** BEGIN Task material **

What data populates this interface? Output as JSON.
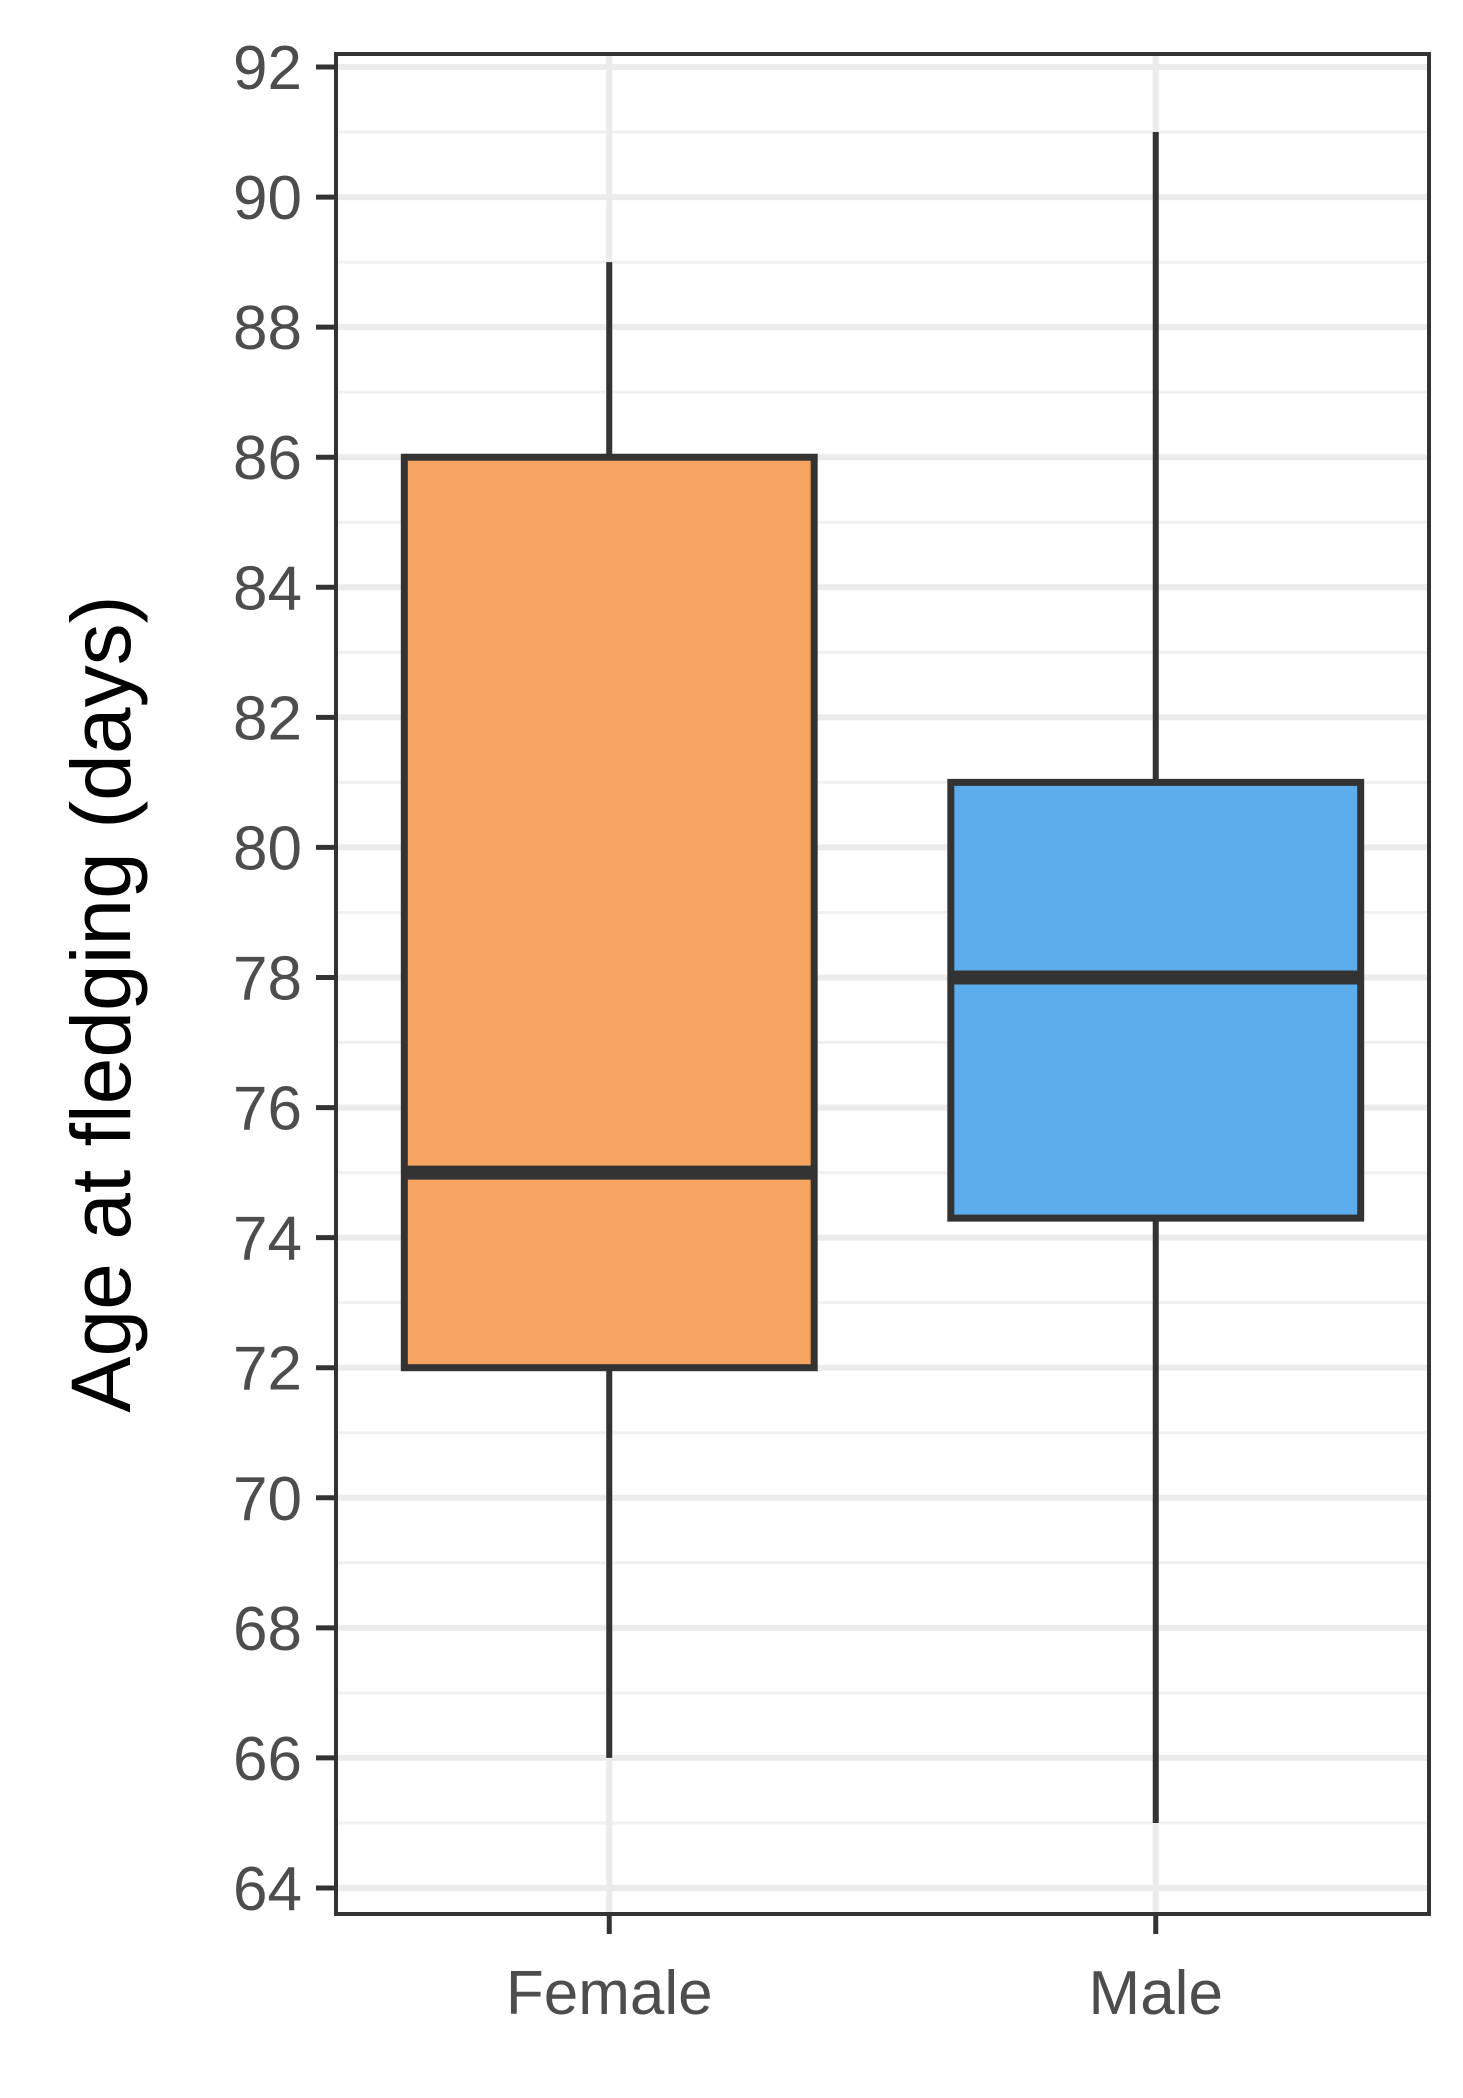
{
  "chart_data": {
    "type": "box",
    "title": "",
    "xlabel": "",
    "ylabel": "Age at fledging (days)",
    "ylim": [
      63.6,
      92.2
    ],
    "yticks": [
      64,
      66,
      68,
      70,
      72,
      74,
      76,
      78,
      80,
      82,
      84,
      86,
      88,
      90,
      92
    ],
    "grid": true,
    "legend": "none",
    "categories": [
      "Female",
      "Male"
    ],
    "boxes": [
      {
        "category": "Female",
        "min": 66,
        "q1": 72,
        "median": 75,
        "q3": 86,
        "max": 89,
        "color": "#F4A460"
      },
      {
        "category": "Male",
        "min": 65,
        "q1": 74.3,
        "median": 78,
        "q3": 81,
        "max": 91,
        "color": "#5DADEC"
      }
    ]
  }
}
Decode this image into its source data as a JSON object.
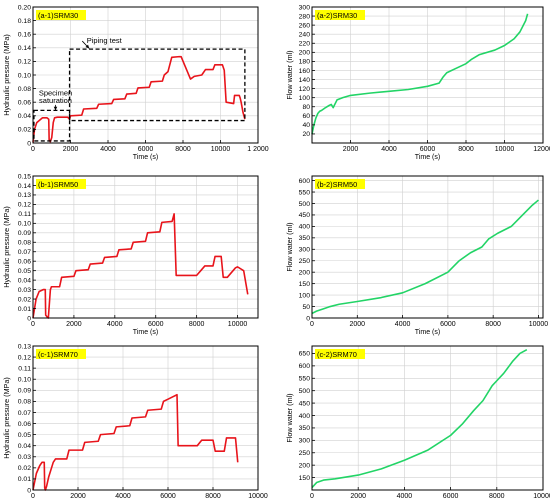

** END Task material **

- _Task goal_:
Filter the records above for "this" and copy every matching line.

- _Written reply_:
What data populates this interface? Output as JSON.
Decode this image into its source data as a JSON object.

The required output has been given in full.